[WHAT THE TASK REQUIRES]:
Scan the entries below and extract each line with the word "nuestro" in it.

[EXTRACTED DATA]:
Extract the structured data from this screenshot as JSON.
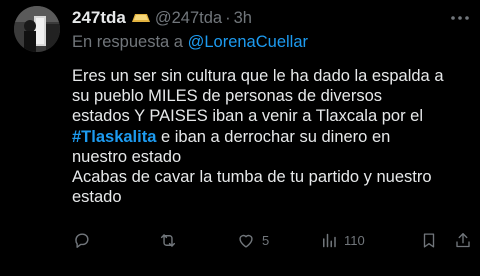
{
  "tweet": {
    "display_name": "247tda",
    "handle": "@247tda",
    "separator": "·",
    "time": "3h",
    "reply_prefix": "En respuesta a",
    "reply_mention": "@LorenaCuellar",
    "body": {
      "line1": "Eres un ser sin cultura que le ha dado la espalda a",
      "line2": "su pueblo MILES de personas de diversos",
      "line3": "estados Y PAISES iban a venir a Tlaxcala por el",
      "hashtag": "#Tlaskalita",
      "line4_rest": " e iban a derrochar su dinero en",
      "line5": "nuestro estado",
      "line6": "Acabas de cavar la tumba de tu partido y  nuestro",
      "line7": "estado"
    },
    "actions": {
      "reply_count": "",
      "retweet_count": "",
      "like_count": "5",
      "views_count": "110"
    }
  },
  "colors": {
    "background": "#000000",
    "text": "#e7e9ea",
    "secondary": "#71767b",
    "accent": "#1d9bf0",
    "badge": "#e2b340"
  },
  "icons": [
    "gold-bar-badge-icon",
    "more-icon",
    "reply-icon",
    "retweet-icon",
    "like-icon",
    "views-icon",
    "bookmark-icon",
    "share-icon"
  ]
}
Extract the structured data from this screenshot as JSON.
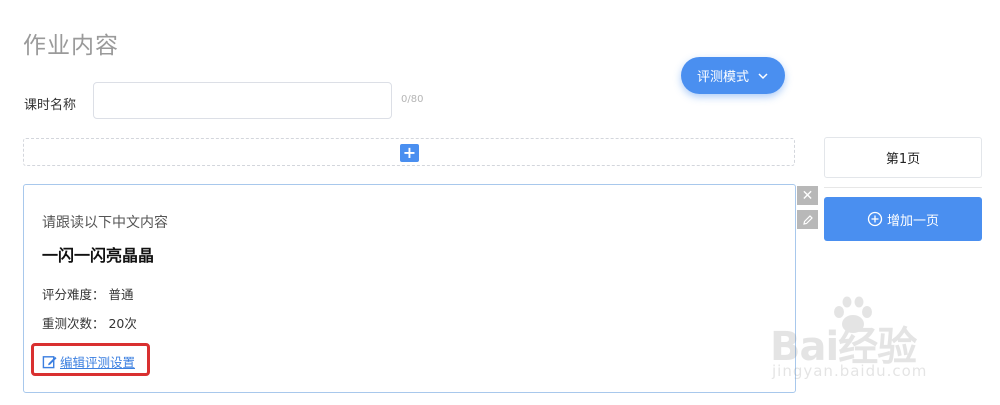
{
  "page": {
    "title": "作业内容"
  },
  "mode": {
    "label": "评测模式",
    "accent": "#4a8ff0"
  },
  "lesson": {
    "label": "课时名称",
    "value": "",
    "placeholder": "",
    "count": "0/80"
  },
  "card": {
    "instruction": "请跟读以下中文内容",
    "content": "一闪一闪亮晶晶",
    "difficulty": "评分难度： 普通",
    "retest": "重测次数： 20次",
    "edit_link": "编辑评测设置",
    "highlight_color": "#d93030"
  },
  "side_actions": {
    "close_glyph": "✕",
    "close_icon": "close-icon",
    "edit_icon": "pencil-icon"
  },
  "pages": {
    "current_tab": "第1页",
    "add_label": "增加一页"
  },
  "add_block": {
    "glyph": "+"
  },
  "watermark": {
    "main": "Bai经验",
    "sub": "jingyan.baidu.com"
  }
}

[EXERCISE SOLUTION]:
      "line5": "nuestro estado",
      "line6": "Acabas de cavar la tumba de tu partido y  nuestro",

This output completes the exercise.